State how many lines of the entries hold the string "price", and nothing more.

_MATERIAL SUPPLIED_:
_ _ _ _ _ _ _

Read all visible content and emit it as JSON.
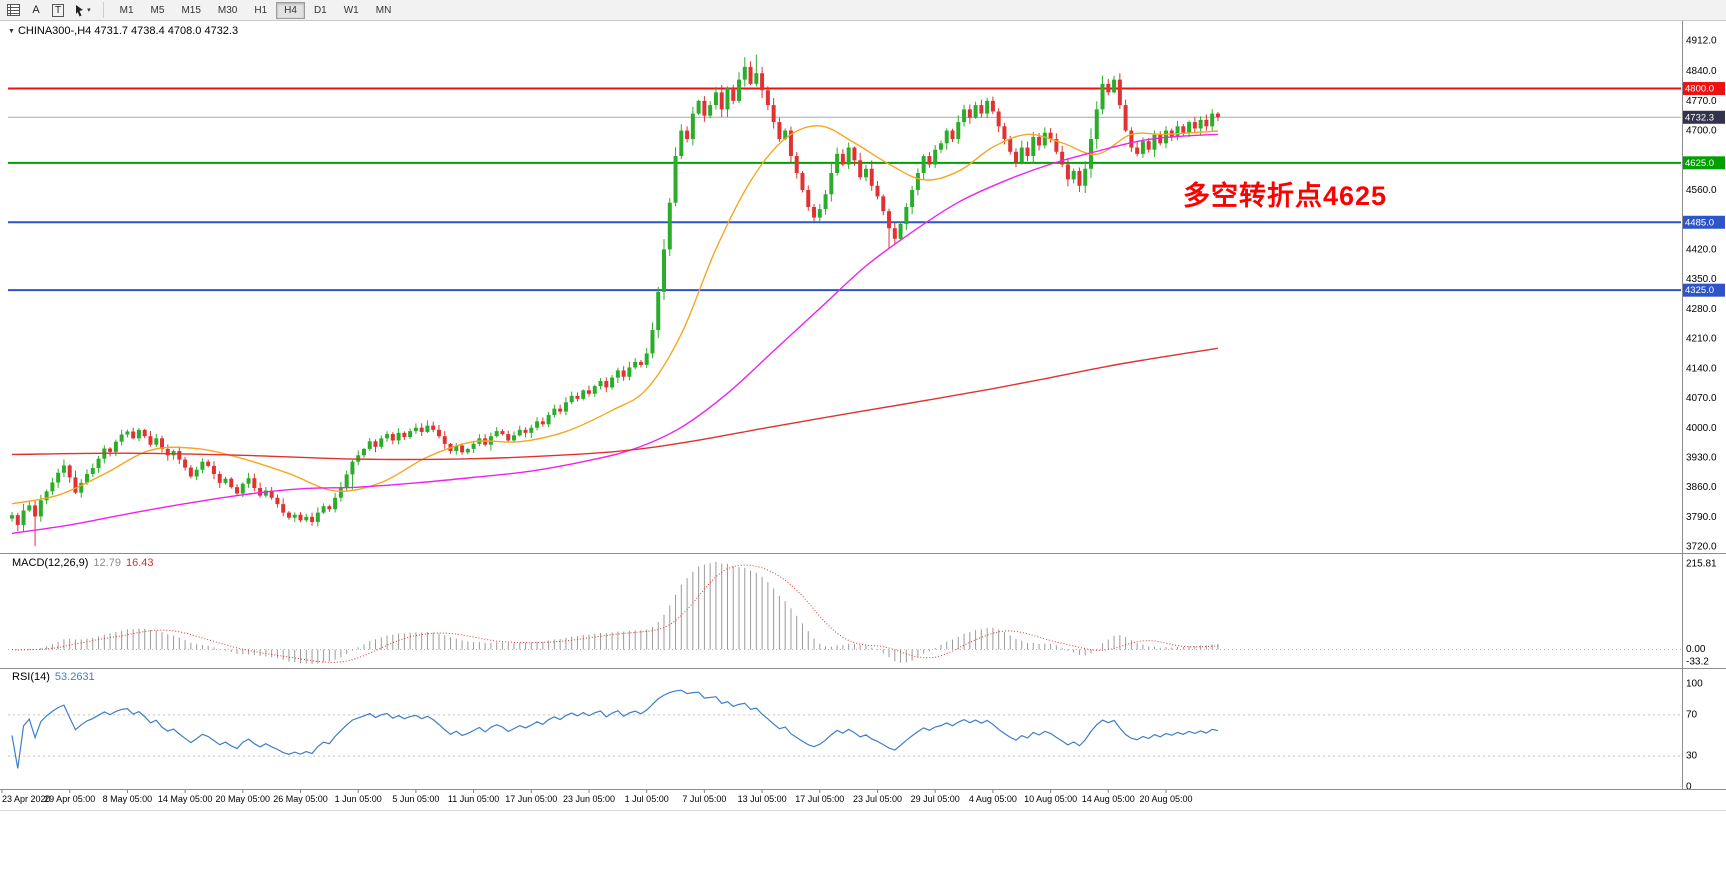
{
  "toolbar": {
    "tools": [
      {
        "name": "chart-list-icon"
      },
      {
        "name": "arrow-tool-button",
        "label": "A"
      },
      {
        "name": "text-tool-button",
        "label": "T"
      },
      {
        "name": "shapes-tool-button"
      }
    ],
    "timeframes": [
      "M1",
      "M5",
      "M15",
      "M30",
      "H1",
      "H4",
      "D1",
      "W1",
      "MN"
    ],
    "active_timeframe": "H4"
  },
  "chart": {
    "title": "CHINA300-,H4 4731.7 4738.4 4708.0 4732.3",
    "symbol": "CHINA300-",
    "period": "H4",
    "ohlc": {
      "open": "4731.7",
      "high": "4738.4",
      "low": "4708.0",
      "close": "4732.3"
    },
    "annotation": {
      "text": "多空转折点4625",
      "color": "#FF0000"
    },
    "levels": [
      {
        "price": 4800.0,
        "label": "4800.0",
        "color": "#EE1111",
        "width": 2,
        "kind": "resistance"
      },
      {
        "price": 4732.3,
        "label": "4732.3",
        "color": "#33334D",
        "line_color": "#a8a8a8",
        "width": 1,
        "kind": "current-price"
      },
      {
        "price": 4625.0,
        "label": "4625.0",
        "color": "#00A000",
        "width": 2,
        "kind": "support"
      },
      {
        "price": 4485.0,
        "label": "4485.0",
        "color": "#2D55C8",
        "width": 2,
        "kind": "support"
      },
      {
        "price": 4325.0,
        "label": "4325.0",
        "color": "#2D55C8",
        "width": 2,
        "kind": "support"
      }
    ]
  },
  "indicators": {
    "macd": {
      "title": "MACD(12,26,9)",
      "value_main": "12.79",
      "value_signal": "16.43",
      "params": {
        "fast": 12,
        "slow": 26,
        "signal": 9
      },
      "axis_labels": [
        "215.81",
        "0.00",
        "-33.2"
      ]
    },
    "rsi": {
      "title": "RSI(14)",
      "value": "53.2631",
      "period": 14,
      "levels": [
        70,
        30
      ],
      "axis_labels": [
        "100",
        "70",
        "30",
        "0"
      ]
    }
  },
  "colors": {
    "candle_up": "#2BAD2B",
    "candle_down": "#E03232",
    "ma_fast": "#F5A623",
    "ma_mid": "#EE22EE",
    "ma_slow": "#E03232",
    "macd_hist": "#9A9A9A",
    "macd_signal": "#E03232",
    "rsi_line": "#3E7EC8",
    "axis_text": "#000000",
    "grid_border": "#8c8c8c"
  },
  "chart_data": {
    "type": "candlestick",
    "symbol": "CHINA300-",
    "timeframe": "H4",
    "bars_per_label": 10,
    "x_labels": [
      "23 Apr 2020",
      "29 Apr 05:00",
      "8 May 05:00",
      "14 May 05:00",
      "20 May 05:00",
      "26 May 05:00",
      "1 Jun 05:00",
      "5 Jun 05:00",
      "11 Jun 05:00",
      "17 Jun 05:00",
      "23 Jun 05:00",
      "1 Jul 05:00",
      "7 Jul 05:00",
      "13 Jul 05:00",
      "17 Jul 05:00",
      "23 Jul 05:00",
      "29 Jul 05:00",
      "4 Aug 05:00",
      "10 Aug 05:00",
      "14 Aug 05:00",
      "20 Aug 05:00"
    ],
    "y_axis": {
      "min": 3720,
      "max": 4912,
      "ticks": [
        4912,
        4840,
        4770,
        4700,
        4560,
        4420,
        4350,
        4280,
        4210,
        4140,
        4070,
        4000,
        3930,
        3860,
        3790,
        3720
      ]
    },
    "closes": [
      3795,
      3772,
      3806,
      3818,
      3792,
      3830,
      3851,
      3872,
      3895,
      3912,
      3884,
      3848,
      3871,
      3892,
      3906,
      3928,
      3952,
      3944,
      3968,
      3985,
      3992,
      3976,
      3996,
      3981,
      3961,
      3976,
      3951,
      3936,
      3946,
      3926,
      3907,
      3886,
      3902,
      3921,
      3911,
      3892,
      3871,
      3881,
      3861,
      3846,
      3869,
      3882,
      3859,
      3841,
      3853,
      3836,
      3821,
      3801,
      3789,
      3796,
      3783,
      3791,
      3779,
      3801,
      3816,
      3809,
      3836,
      3861,
      3891,
      3921,
      3936,
      3951,
      3969,
      3956,
      3976,
      3986,
      3971,
      3989,
      3979,
      3993,
      4001,
      3991,
      4006,
      3996,
      3981,
      3963,
      3946,
      3959,
      3943,
      3951,
      3963,
      3976,
      3961,
      3981,
      3993,
      3986,
      3971,
      3983,
      3996,
      3989,
      4001,
      4016,
      4009,
      4031,
      4046,
      4039,
      4061,
      4076,
      4069,
      4089,
      4081,
      4099,
      4111,
      4096,
      4119,
      4136,
      4121,
      4143,
      4156,
      4149,
      4176,
      4231,
      4321,
      4421,
      4531,
      4641,
      4701,
      4681,
      4741,
      4771,
      4736,
      4761,
      4791,
      4751,
      4801,
      4771,
      4821,
      4851,
      4811,
      4836,
      4796,
      4761,
      4721,
      4681,
      4701,
      4641,
      4601,
      4561,
      4521,
      4496,
      4516,
      4551,
      4601,
      4646,
      4621,
      4661,
      4631,
      4591,
      4611,
      4571,
      4546,
      4511,
      4471,
      4446,
      4481,
      4521,
      4561,
      4601,
      4641,
      4621,
      4656,
      4671,
      4701,
      4681,
      4721,
      4751,
      4731,
      4761,
      4741,
      4771,
      4746,
      4711,
      4681,
      4651,
      4626,
      4661,
      4641,
      4686,
      4666,
      4696,
      4681,
      4651,
      4621,
      4586,
      4606,
      4571,
      4611,
      4681,
      4751,
      4811,
      4791,
      4821,
      4761,
      4701,
      4661,
      4646,
      4676,
      4656,
      4691,
      4671,
      4701,
      4686,
      4711,
      4696,
      4721,
      4706,
      4726,
      4711,
      4741,
      4732.3
    ],
    "wick_overrides": {
      "4": {
        "low": 3722
      },
      "59": {
        "low": 3856
      },
      "127": {
        "high": 4874
      },
      "129": {
        "high": 4880
      },
      "152": {
        "low": 4424
      }
    },
    "moving_averages": [
      {
        "name": "ma-fast",
        "color": "#F5A623",
        "points": [
          [
            0,
            3822
          ],
          [
            8,
            3842
          ],
          [
            16,
            3892
          ],
          [
            24,
            3948
          ],
          [
            32,
            3952
          ],
          [
            40,
            3928
          ],
          [
            48,
            3893
          ],
          [
            56,
            3852
          ],
          [
            64,
            3872
          ],
          [
            72,
            3932
          ],
          [
            80,
            3968
          ],
          [
            88,
            3968
          ],
          [
            96,
            3992
          ],
          [
            104,
            4042
          ],
          [
            110,
            4092
          ],
          [
            116,
            4222
          ],
          [
            122,
            4422
          ],
          [
            128,
            4582
          ],
          [
            134,
            4682
          ],
          [
            140,
            4712
          ],
          [
            146,
            4672
          ],
          [
            152,
            4622
          ],
          [
            158,
            4585
          ],
          [
            164,
            4605
          ],
          [
            170,
            4662
          ],
          [
            176,
            4692
          ],
          [
            182,
            4672
          ],
          [
            188,
            4645
          ],
          [
            194,
            4692
          ],
          [
            200,
            4692
          ],
          [
            209,
            4700
          ]
        ]
      },
      {
        "name": "ma-mid",
        "color": "#EE22EE",
        "points": [
          [
            0,
            3752
          ],
          [
            10,
            3772
          ],
          [
            20,
            3798
          ],
          [
            30,
            3822
          ],
          [
            40,
            3843
          ],
          [
            50,
            3857
          ],
          [
            60,
            3861
          ],
          [
            70,
            3871
          ],
          [
            80,
            3884
          ],
          [
            90,
            3899
          ],
          [
            100,
            3924
          ],
          [
            108,
            3952
          ],
          [
            116,
            4002
          ],
          [
            124,
            4082
          ],
          [
            132,
            4182
          ],
          [
            140,
            4282
          ],
          [
            148,
            4382
          ],
          [
            156,
            4462
          ],
          [
            164,
            4532
          ],
          [
            172,
            4582
          ],
          [
            180,
            4622
          ],
          [
            188,
            4652
          ],
          [
            196,
            4678
          ],
          [
            203,
            4688
          ],
          [
            209,
            4692
          ]
        ]
      },
      {
        "name": "ma-slow",
        "color": "#E03232",
        "points": [
          [
            0,
            3938
          ],
          [
            20,
            3941
          ],
          [
            40,
            3936
          ],
          [
            60,
            3927
          ],
          [
            80,
            3928
          ],
          [
            100,
            3940
          ],
          [
            110,
            3953
          ],
          [
            120,
            3974
          ],
          [
            130,
            3999
          ],
          [
            140,
            4023
          ],
          [
            150,
            4046
          ],
          [
            160,
            4069
          ],
          [
            170,
            4093
          ],
          [
            180,
            4119
          ],
          [
            190,
            4146
          ],
          [
            200,
            4169
          ],
          [
            209,
            4188
          ]
        ]
      }
    ]
  }
}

_ _ _ _ _ _ _

_FINAL ANSWER_: 6